## DOCUMENT SECTION
━━━━━━━━

I had a number of great conversations at TechEd 2008 IT Professionals down in Orlando. I mentioned in a previous posting that how you evaluate sessions at conferences has a fairly significant impact on where the take content in future conferences. To be completely transparent, I figured I’d do my conference recap right here, so you can see how I use the data to decide what to do in future conferences and get a sense for what I mean (and maybe even believe that I don’t say this stuff to shill for higher scores!).
Rather than looking at raw score numbers, I prefer to make them more meaningful by taking my position ranking relative to peers. Was I the #1 speaker in a question? Was I the #last speaker? That is the more salient data for me. Let’s take a look at the raw data:
Q1 Overall satisfaction with the session
Q2 Usefulness of the information presented
Q3 Presenter’s knowledge of the subject
Q4 Presenter’s presentation skills
Q5 Effectiveness of the presentation
Q9 Room setup, audio visual and logistics
Also, here are a couple of verbatims I ended up using in my analysis:
“…I felt I could use the slides to cover all of the areas I needed to address for application compatibility testing.”
“…After Chris’ presentation and some extended discussion I am confident we can remediate many of our application compatibility issues in very short order.”

━━━━━━━━

## WRITTEN REQUEST 1
Copy the stretch of the conference recap from "I had a number" through "for higher scores!).".
## WRITTEN REQUEST 2
List every session evaluation question given in the conference recap, along with its number.

Items from a dataset:
━━━━━━━━

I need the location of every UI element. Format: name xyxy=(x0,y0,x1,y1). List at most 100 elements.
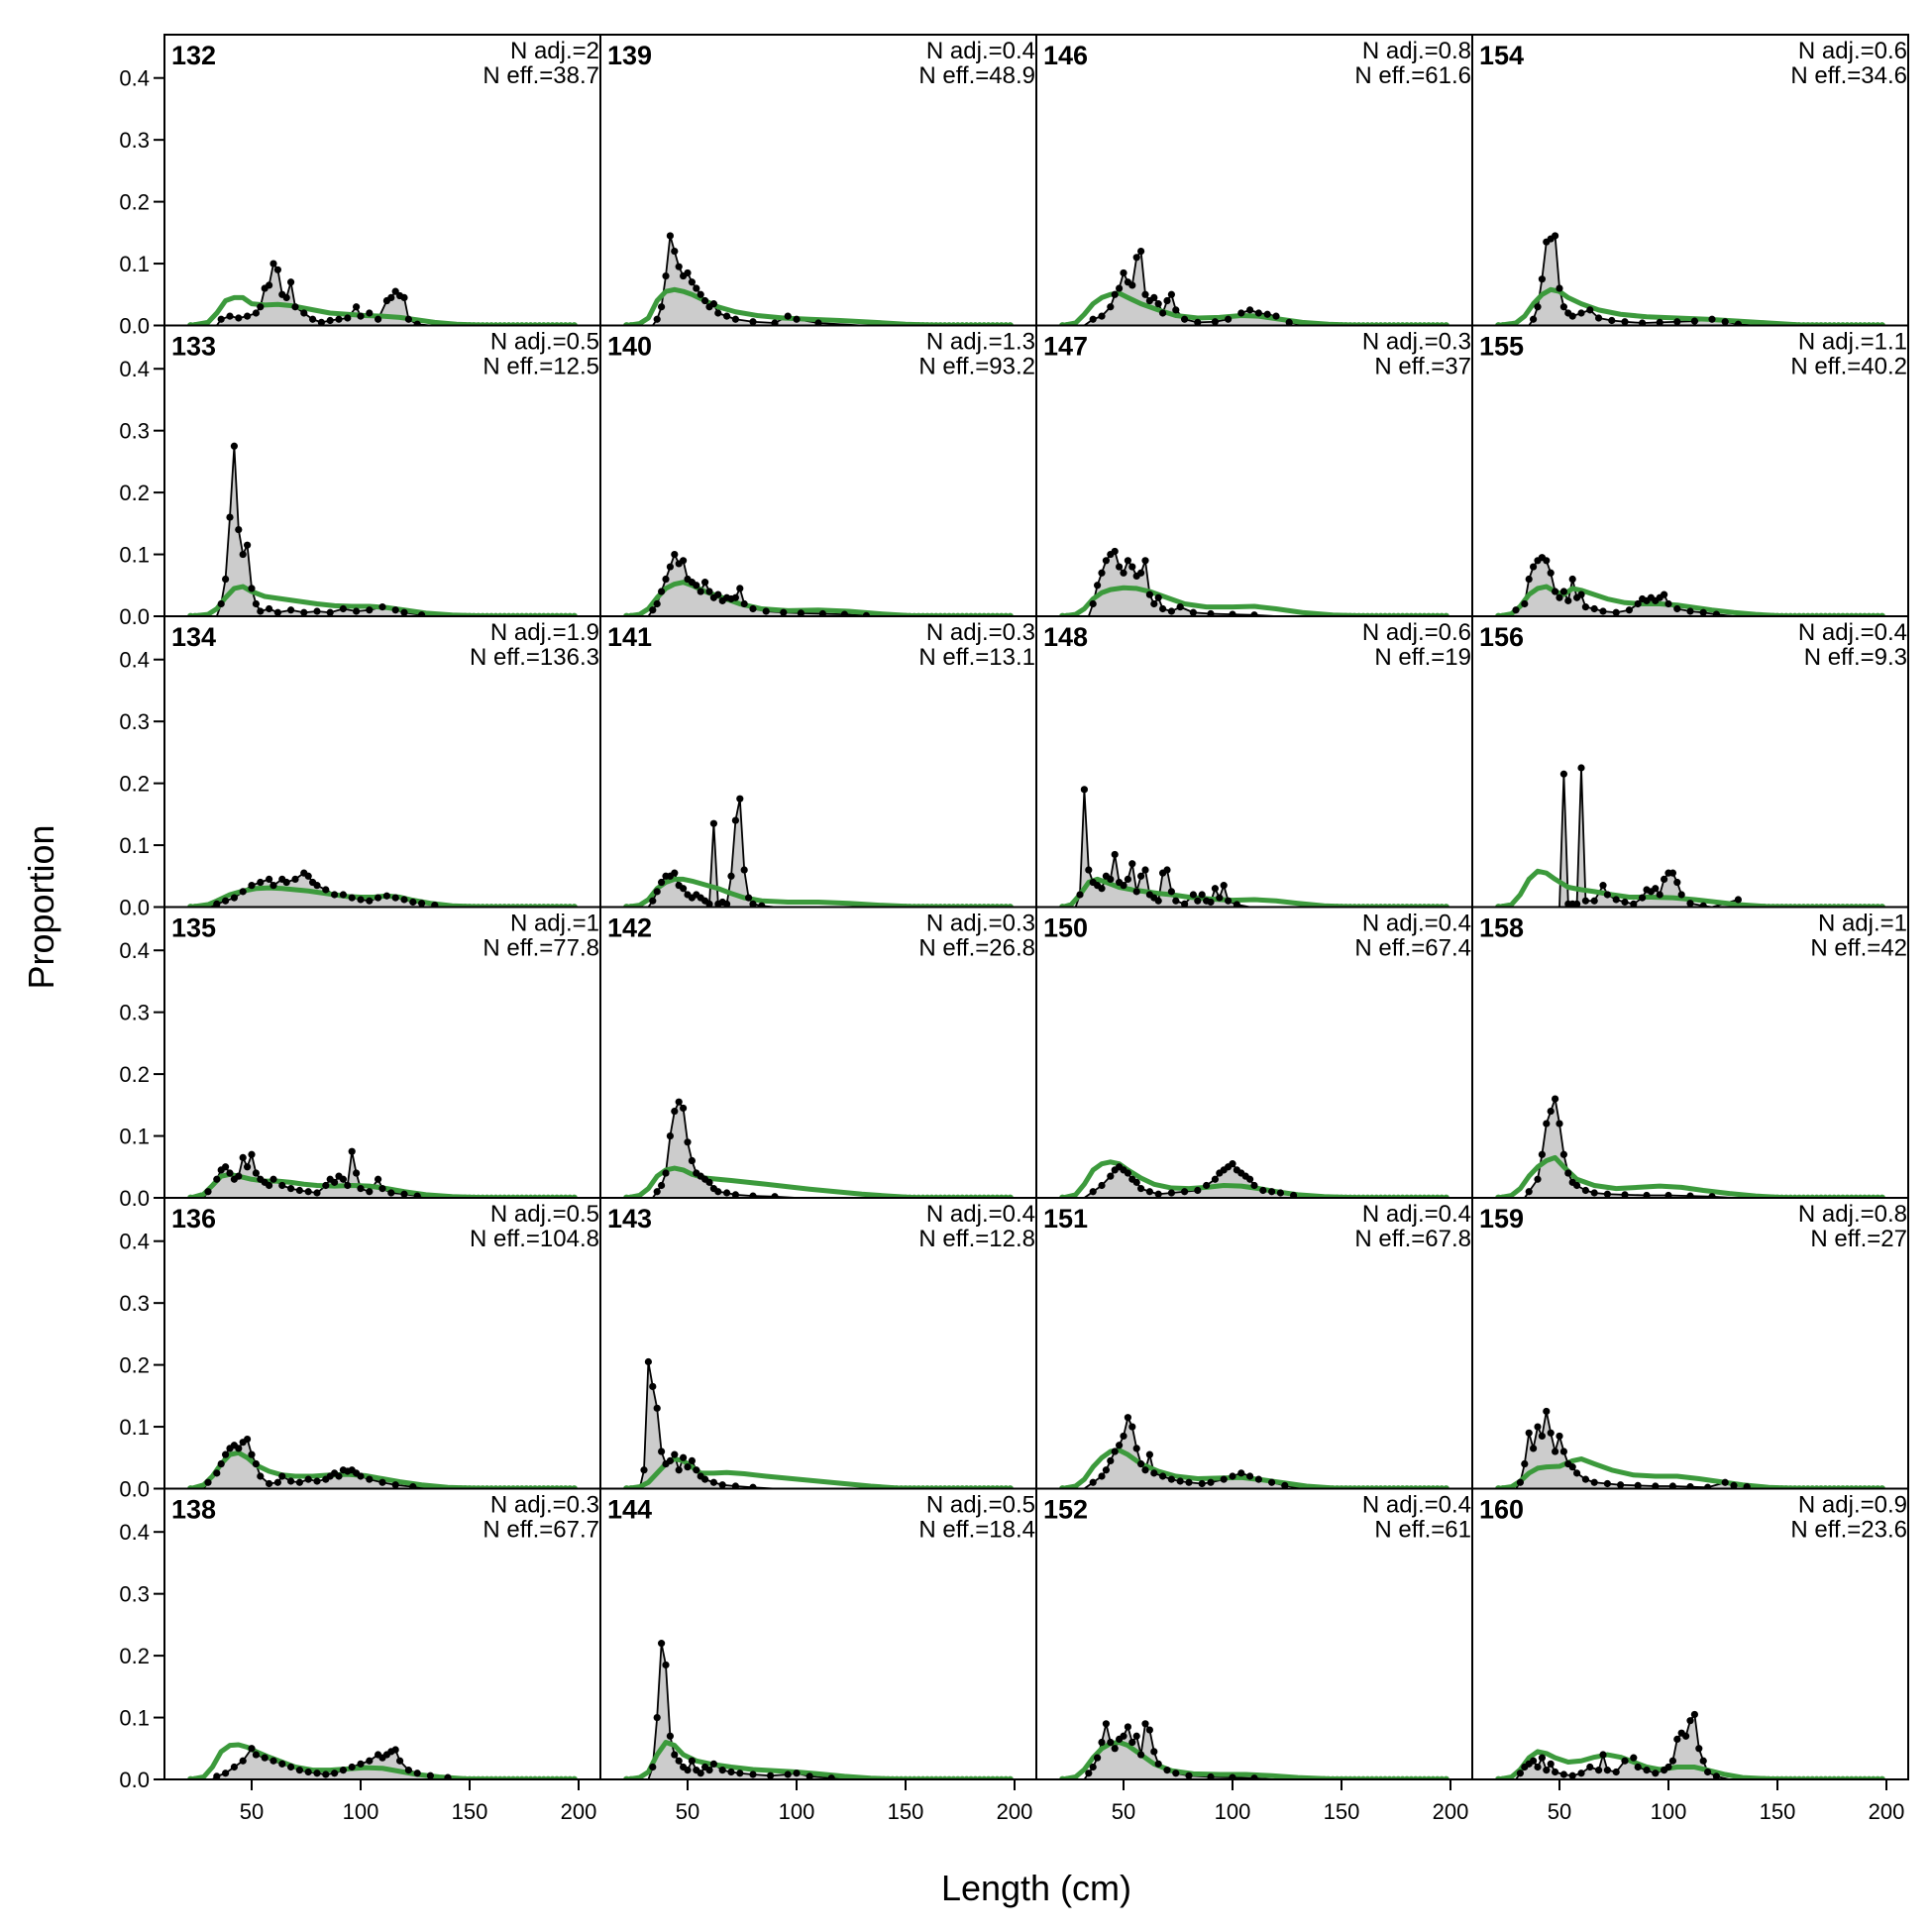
observed-point xyxy=(1686,1192,1694,1198)
observed-point xyxy=(684,1767,692,1774)
panel-id-label: 136 xyxy=(171,1204,216,1234)
observed-point xyxy=(266,604,273,613)
observed-point xyxy=(1612,896,1620,904)
observed-point xyxy=(1167,888,1175,896)
observed-point xyxy=(662,271,670,280)
observed-point xyxy=(1556,284,1563,292)
observed-point xyxy=(658,1181,666,1190)
n-adj-label: N adj.=0.5 xyxy=(490,1201,599,1228)
observed-point xyxy=(1621,898,1629,907)
observed-point xyxy=(1652,1770,1660,1777)
observed-point xyxy=(1664,599,1672,608)
panel-plot-area xyxy=(1472,1095,1908,1198)
observed-point xyxy=(326,316,334,325)
observed-point xyxy=(1603,1190,1611,1198)
observed-point xyxy=(723,900,731,908)
panel-142: 142 N adj.=0.3N eff.=26.8 xyxy=(599,906,1037,1199)
observed-point xyxy=(1132,888,1140,896)
observed-point xyxy=(1682,1732,1690,1740)
observed-point xyxy=(269,882,277,890)
observed-point xyxy=(740,599,748,608)
y-tick-label: 0.1 xyxy=(119,1706,150,1731)
observed-point xyxy=(749,604,757,613)
n-eff-label: N eff.=37 xyxy=(1374,354,1471,380)
observed-point xyxy=(261,1754,268,1762)
observed-point xyxy=(1107,875,1115,883)
observed-area xyxy=(625,1101,1012,1198)
ticks-layer: 0.0 0.1 0.2 0.3 0.4 0.0 0.1 0.2 0.3 0.4 0.0 0.1 0.2 0… xyxy=(119,66,1904,1824)
observed-point xyxy=(348,894,356,902)
observed-point xyxy=(709,819,718,827)
observed-point xyxy=(658,1448,666,1455)
y-tick-label: 0.3 xyxy=(119,128,150,153)
y-tick-label: 0.3 xyxy=(119,709,150,734)
observed-point xyxy=(387,293,395,301)
observed-point xyxy=(1124,875,1131,883)
n-eff-label: N eff.=104.8 xyxy=(470,1226,599,1252)
observed-point xyxy=(244,1435,252,1444)
panel-id-label: 141 xyxy=(607,622,652,652)
observed-point xyxy=(1120,569,1127,577)
observed-point xyxy=(1525,1429,1533,1437)
observed-point xyxy=(300,309,308,317)
observed-point xyxy=(749,318,757,326)
x-tick-label: 150 xyxy=(1760,1799,1796,1824)
observed-point xyxy=(1159,309,1167,317)
observed-point xyxy=(1272,312,1280,320)
observed-point xyxy=(1154,897,1162,905)
observed-point xyxy=(213,1772,221,1779)
observed-point xyxy=(313,1770,321,1777)
observed-point xyxy=(736,585,744,592)
observed-point xyxy=(353,303,361,311)
observed-point xyxy=(278,1472,286,1480)
observed-point xyxy=(1695,1745,1703,1753)
observed-point xyxy=(1525,1188,1533,1196)
observed-point xyxy=(697,1770,704,1777)
observed-point xyxy=(1237,309,1245,317)
observed-point xyxy=(714,309,722,317)
x-tick-label: 50 xyxy=(240,1799,264,1824)
y-tick-label: 0.2 xyxy=(119,772,150,797)
panel-plot-area xyxy=(600,232,1036,326)
observed-point xyxy=(295,1767,303,1774)
observed-point xyxy=(222,1770,230,1777)
observed-point xyxy=(1124,1723,1131,1731)
panel-id-label: 135 xyxy=(171,913,216,943)
observed-point xyxy=(1154,1760,1162,1768)
observed-point xyxy=(357,1472,365,1480)
observed-point xyxy=(1089,599,1097,608)
panel-151: 151 N adj.=0.4N eff.=67.8 xyxy=(1035,1197,1473,1490)
observed-point xyxy=(1677,891,1685,899)
y-tick-label: 0.0 xyxy=(119,1186,150,1211)
observed-point xyxy=(1111,850,1119,859)
observed-point xyxy=(1559,588,1567,595)
expected-line xyxy=(187,294,578,326)
observed-point xyxy=(1547,1760,1555,1768)
observed-point xyxy=(1181,900,1189,908)
observed-point xyxy=(1111,290,1119,298)
y-tick-label: 0.4 xyxy=(119,938,150,963)
observed-point xyxy=(269,1757,277,1765)
observed-point xyxy=(693,582,700,590)
observed-point xyxy=(1599,1751,1607,1759)
observed-point xyxy=(1120,1432,1127,1441)
observed-point xyxy=(418,611,426,616)
x-tick-label: 50 xyxy=(676,1799,699,1824)
panel-147: 147 N adj.=0.3N eff.=37 xyxy=(1035,324,1473,617)
n-eff-label: N eff.=67.4 xyxy=(1354,935,1471,962)
observed-point xyxy=(1207,1772,1215,1779)
observed-point xyxy=(252,309,260,317)
observed-point xyxy=(1621,318,1629,326)
observed-point xyxy=(217,315,225,323)
observed-point xyxy=(331,1178,339,1186)
expected-line xyxy=(1495,1749,1885,1779)
observed-point xyxy=(400,896,408,904)
observed-point xyxy=(217,599,225,608)
panel-plot-area xyxy=(1472,232,1908,326)
observed-point xyxy=(684,268,692,277)
observed-point xyxy=(1612,1768,1620,1776)
n-eff-label: N eff.=136.3 xyxy=(470,644,599,671)
observed-point xyxy=(1568,1771,1576,1779)
observed-point xyxy=(1194,897,1202,905)
observed-point xyxy=(222,1163,230,1171)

━━━━━━━━

## TASK OUTPUT 1
I had a number of great conversations at TechEd 2008 IT Professionals down in Orlando. I mentioned in a previous posting that how you evaluate sessions at conferences has a fairly significant impact on where the take content in future conferences. To be completely transparent, I figured I’d do my conference recap right here, so you can see how I use the data to decide what to do in future conferences and get a sense for what I mean (and maybe even believe that I don’t say this stuff to shill for higher scores!).

## TASK OUTPUT 2
Q1 Overall satisfaction with the session
Q2 Usefulness of the information presented
Q3 Presenter’s knowledge of the subject
Q4 Presenter’s presentation skills
Q5 Effectiveness of the presentation
Q9 Room setup, audio visual and logistics